> [WHAT TO DO]:
Among the entries below, count the lines with "Gott" in them and state the total without comment.

> [DATA SECTION]:

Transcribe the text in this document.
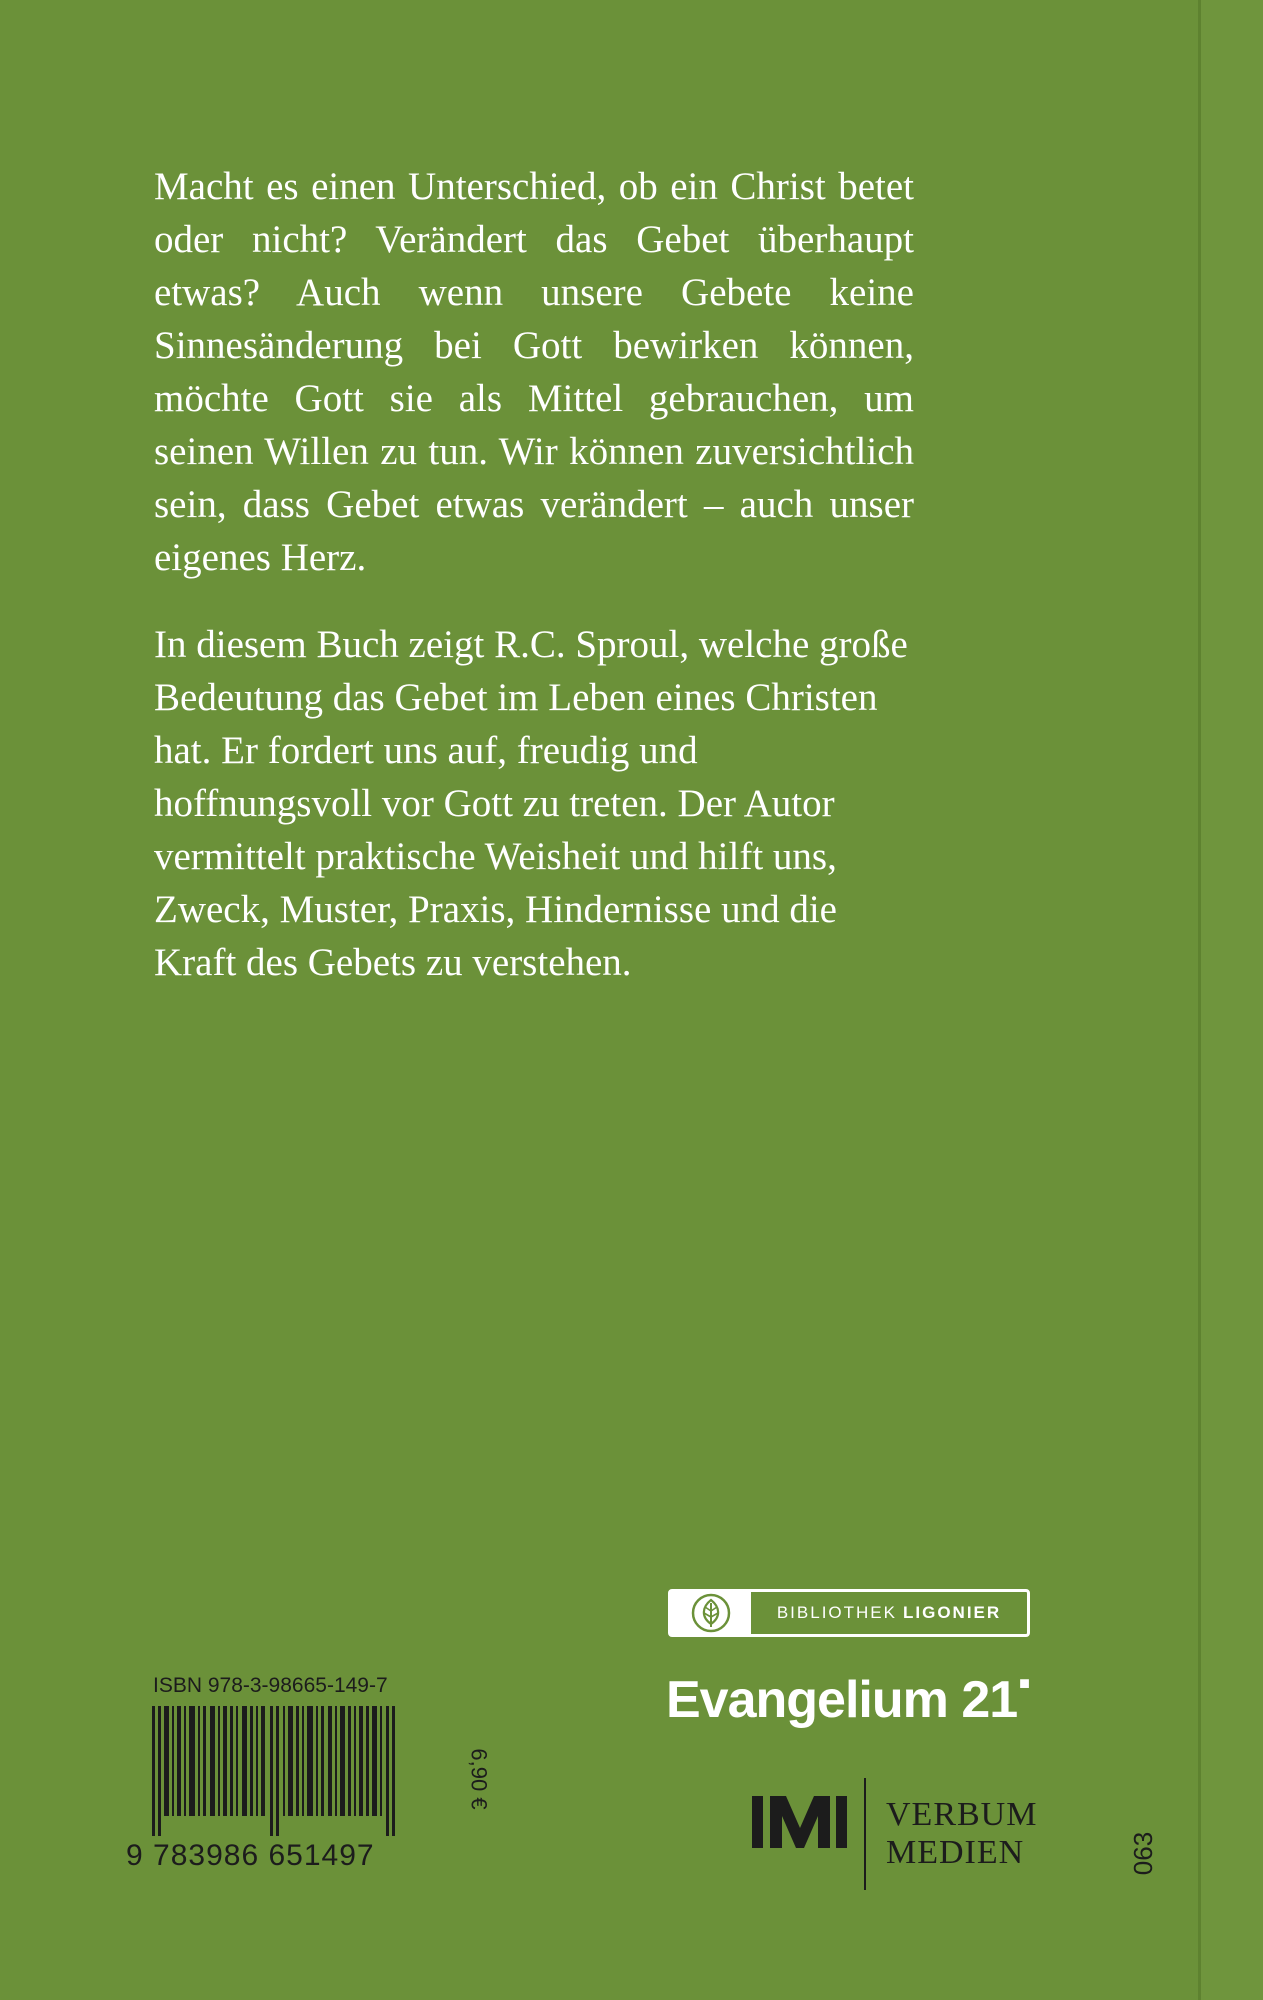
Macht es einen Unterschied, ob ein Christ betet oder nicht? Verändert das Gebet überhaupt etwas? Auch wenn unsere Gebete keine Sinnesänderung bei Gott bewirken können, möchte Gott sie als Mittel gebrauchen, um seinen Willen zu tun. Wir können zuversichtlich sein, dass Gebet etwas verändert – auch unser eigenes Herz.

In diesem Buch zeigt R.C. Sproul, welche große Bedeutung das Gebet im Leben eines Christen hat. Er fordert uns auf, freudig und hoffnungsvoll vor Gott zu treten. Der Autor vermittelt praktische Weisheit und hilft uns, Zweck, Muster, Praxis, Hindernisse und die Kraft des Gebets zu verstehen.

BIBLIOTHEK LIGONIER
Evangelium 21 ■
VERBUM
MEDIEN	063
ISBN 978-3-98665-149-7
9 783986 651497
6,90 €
* * *
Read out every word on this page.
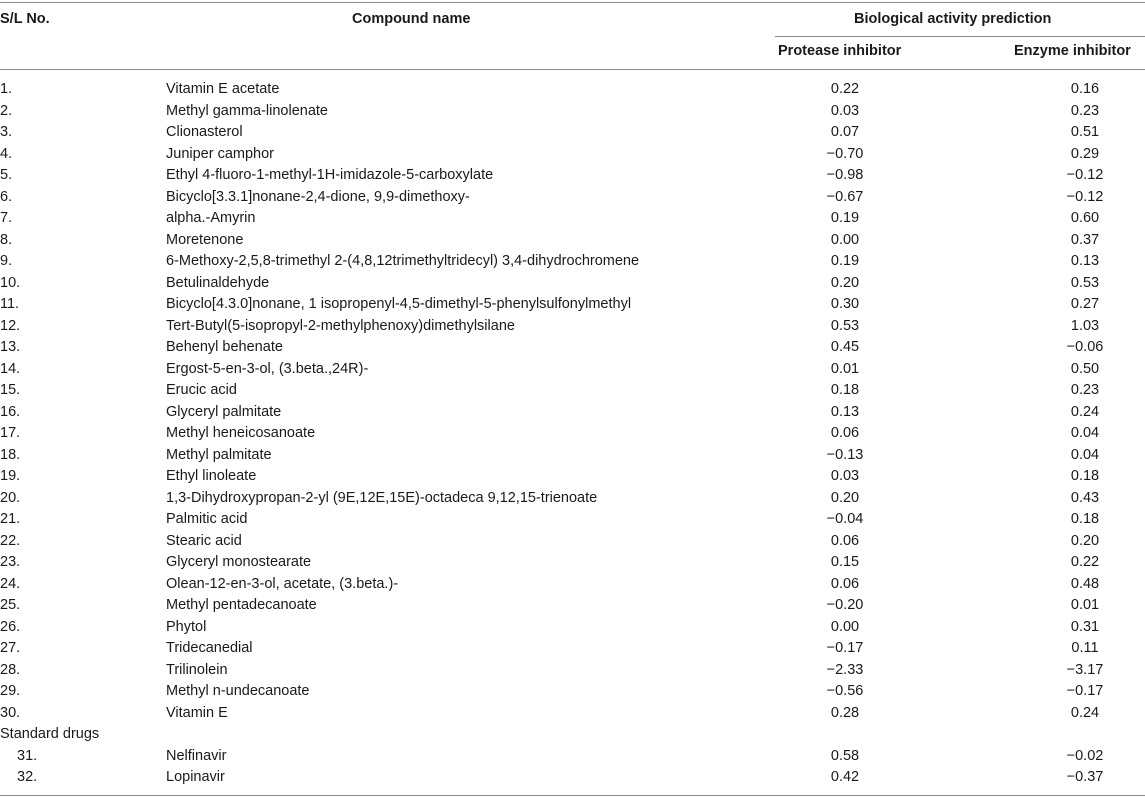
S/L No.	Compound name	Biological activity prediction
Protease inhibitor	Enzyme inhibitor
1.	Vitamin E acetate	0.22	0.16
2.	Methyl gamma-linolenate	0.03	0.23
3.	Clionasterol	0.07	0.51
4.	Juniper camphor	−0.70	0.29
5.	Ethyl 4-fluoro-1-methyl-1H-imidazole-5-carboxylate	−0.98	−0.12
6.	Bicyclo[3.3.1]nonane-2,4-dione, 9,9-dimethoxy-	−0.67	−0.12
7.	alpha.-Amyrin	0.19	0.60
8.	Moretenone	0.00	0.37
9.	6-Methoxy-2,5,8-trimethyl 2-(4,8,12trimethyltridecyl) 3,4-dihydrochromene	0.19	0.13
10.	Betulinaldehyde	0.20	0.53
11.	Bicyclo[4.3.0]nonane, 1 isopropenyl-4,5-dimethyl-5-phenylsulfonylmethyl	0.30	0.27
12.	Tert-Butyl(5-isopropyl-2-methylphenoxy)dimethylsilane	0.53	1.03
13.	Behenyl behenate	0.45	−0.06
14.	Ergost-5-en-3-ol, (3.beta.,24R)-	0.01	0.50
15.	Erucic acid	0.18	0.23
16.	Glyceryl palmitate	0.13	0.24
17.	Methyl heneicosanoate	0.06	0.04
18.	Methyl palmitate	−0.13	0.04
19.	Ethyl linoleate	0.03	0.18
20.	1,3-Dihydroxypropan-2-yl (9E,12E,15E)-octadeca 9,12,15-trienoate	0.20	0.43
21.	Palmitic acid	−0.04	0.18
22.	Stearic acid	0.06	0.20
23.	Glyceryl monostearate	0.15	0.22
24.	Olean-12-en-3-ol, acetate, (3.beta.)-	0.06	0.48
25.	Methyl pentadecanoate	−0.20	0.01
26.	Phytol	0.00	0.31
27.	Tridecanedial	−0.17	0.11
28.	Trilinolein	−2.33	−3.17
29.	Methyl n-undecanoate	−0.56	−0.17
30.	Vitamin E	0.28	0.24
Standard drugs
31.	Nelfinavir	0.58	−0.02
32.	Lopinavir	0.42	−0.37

> [RESULT OF THE TASK]:
2